> Work required
Reproduce the full mailing-list post about the slab BUG with bridging and cxgb3 word for word.

> Text segment
All of lore.kernel.org
 help / color / mirror / Atom feed
From: Roland Dreier <rdreier@cisco.com>
To: netdev@vger.kernel.org
Subject: Hitting slab BUG with bridging/cxgb3 on 2.6.31-rc2
Date: Wed, 08 Jul 2009 15:44:57 -0700	[thread overview]
Message-ID: <adaeisq23rq.fsf@cisco.com> (raw)

I got the following BUG() from 2.6.31-rc2+git (up to commit e3288775)
while transferring a huge file via rsync.  The networking setup on this
system is rather complicated: I have two two-port NICs installed, one
driven by cxgb3 (eth2/eth3) and one by iw_nes (eth4/eth5), and I have
one port of each NIC (eth3 and eth5) as well as the on-board forcedeth
LAN (eth0) attached to a bridge.

I then have the forcedeth LAN port eth0 cabled to a real 1 Gb switch
port, and I have a cable from the non-bridge eth4 port of the iw_nes NIC
to the bridge port eth3 of the cxgb3 NIC, and I have the system's real
IP address configured on that eth4 non-bridge interface of the iw_nes
NIC.

> Given information

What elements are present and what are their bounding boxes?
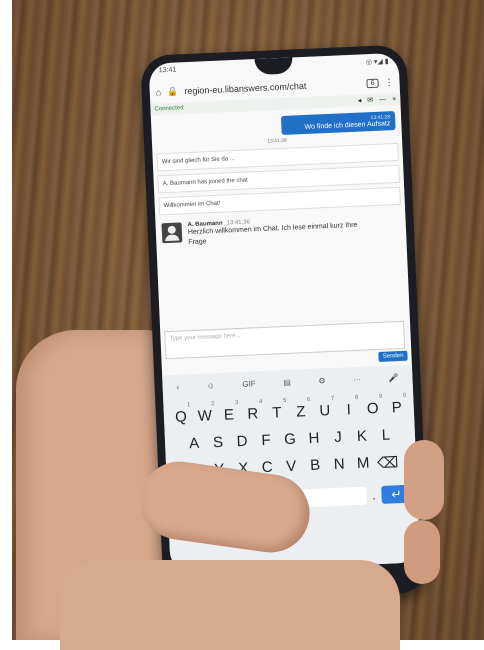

> Response
All of lore.kernel.org
 help / color / mirror / Atom feed
From: Roland Dreier <rdreier@cisco.com>
To: netdev@vger.kernel.org
Subject: Hitting slab BUG with bridging/cxgb3 on 2.6.31-rc2
Date: Wed, 08 Jul 2009 15:44:57 -0700	[thread overview]
Message-ID: <adaeisq23rq.fsf@cisco.com> (raw)

I got the following BUG() from 2.6.31-rc2+git (up to commit e3288775)
while transferring a huge file via rsync.  The networking setup on this
system is rather complicated: I have two two-port NICs installed, one
driven by cxgb3 (eth2/eth3) and one by iw_nes (eth4/eth5), and I have
one port of each NIC (eth3 and eth5) as well as the on-board forcedeth
LAN (eth0) attached to a bridge.

I then have the forcedeth LAN port eth0 cabled to a real 1 Gb switch
port, and I have a cable from the non-bridge eth4 port of the iw_nes NIC
to the bridge port eth3 of the cxgb3 NIC, and I have the system's real
IP address configured on that eth4 non-bridge interface of the iw_nes
NIC.